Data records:
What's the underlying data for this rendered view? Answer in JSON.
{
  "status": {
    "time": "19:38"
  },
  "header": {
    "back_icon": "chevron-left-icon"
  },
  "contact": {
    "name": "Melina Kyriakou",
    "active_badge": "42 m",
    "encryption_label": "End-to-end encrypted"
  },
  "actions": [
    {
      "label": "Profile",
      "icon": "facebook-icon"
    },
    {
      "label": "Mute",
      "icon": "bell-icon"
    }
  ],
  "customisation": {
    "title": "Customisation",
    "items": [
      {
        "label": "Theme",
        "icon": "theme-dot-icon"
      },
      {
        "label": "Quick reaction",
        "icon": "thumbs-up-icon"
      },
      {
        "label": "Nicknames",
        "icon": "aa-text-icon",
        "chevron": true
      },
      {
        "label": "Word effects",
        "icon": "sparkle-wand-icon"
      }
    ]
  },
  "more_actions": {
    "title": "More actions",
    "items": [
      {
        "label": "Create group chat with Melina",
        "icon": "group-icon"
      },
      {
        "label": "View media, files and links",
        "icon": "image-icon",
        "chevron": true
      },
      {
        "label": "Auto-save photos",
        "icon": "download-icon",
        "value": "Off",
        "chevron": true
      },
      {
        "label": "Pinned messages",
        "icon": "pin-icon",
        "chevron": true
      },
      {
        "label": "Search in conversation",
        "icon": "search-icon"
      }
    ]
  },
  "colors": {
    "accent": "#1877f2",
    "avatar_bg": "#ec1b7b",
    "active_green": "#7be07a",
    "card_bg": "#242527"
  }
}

*Description of the task*
Above are the records; retype every one exactly.

*The output*
What's the underlying data for this rendered view? Answer in JSON.
{
  "status": {
    "time": "19:38"
  },
  "header": {
    "back_icon": "chevron-left-icon"
  },
  "contact": {
    "name": "Melina Kyriakou",
    "active_badge": "42 m",
    "encryption_label": "End-to-end encrypted"
  },
  "actions": [
    {
      "label": "Profile",
      "icon": "facebook-icon"
    },
    {
      "label": "Mute",
      "icon": "bell-icon"
    }
  ],
  "customisation": {
    "title": "Customisation",
    "items": [
      {
        "label": "Theme",
        "icon": "theme-dot-icon"
      },
      {
        "label": "Quick reaction",
        "icon": "thumbs-up-icon"
      },
      {
        "label": "Nicknames",
        "icon": "aa-text-icon",
        "chevron": true
      },
      {
        "label": "Word effects",
        "icon": "sparkle-wand-icon"
      }
    ]
  },
  "more_actions": {
    "title": "More actions",
    "items": [
      {
        "label": "Create group chat with Melina",
        "icon": "group-icon"
      },
      {
        "label": "View media, files and links",
        "icon": "image-icon",
        "chevron": true
      },
      {
        "label": "Auto-save photos",
        "icon": "download-icon",
        "value": "Off",
        "chevron": true
      },
      {
        "label": "Pinned messages",
        "icon": "pin-icon",
        "chevron": true
      },
      {
        "label": "Search in conversation",
        "icon": "search-icon"
      }
    ]
  },
  "colors": {
    "accent": "#1877f2",
    "avatar_bg": "#ec1b7b",
    "active_green": "#7be07a",
    "card_bg": "#242527"
  }
}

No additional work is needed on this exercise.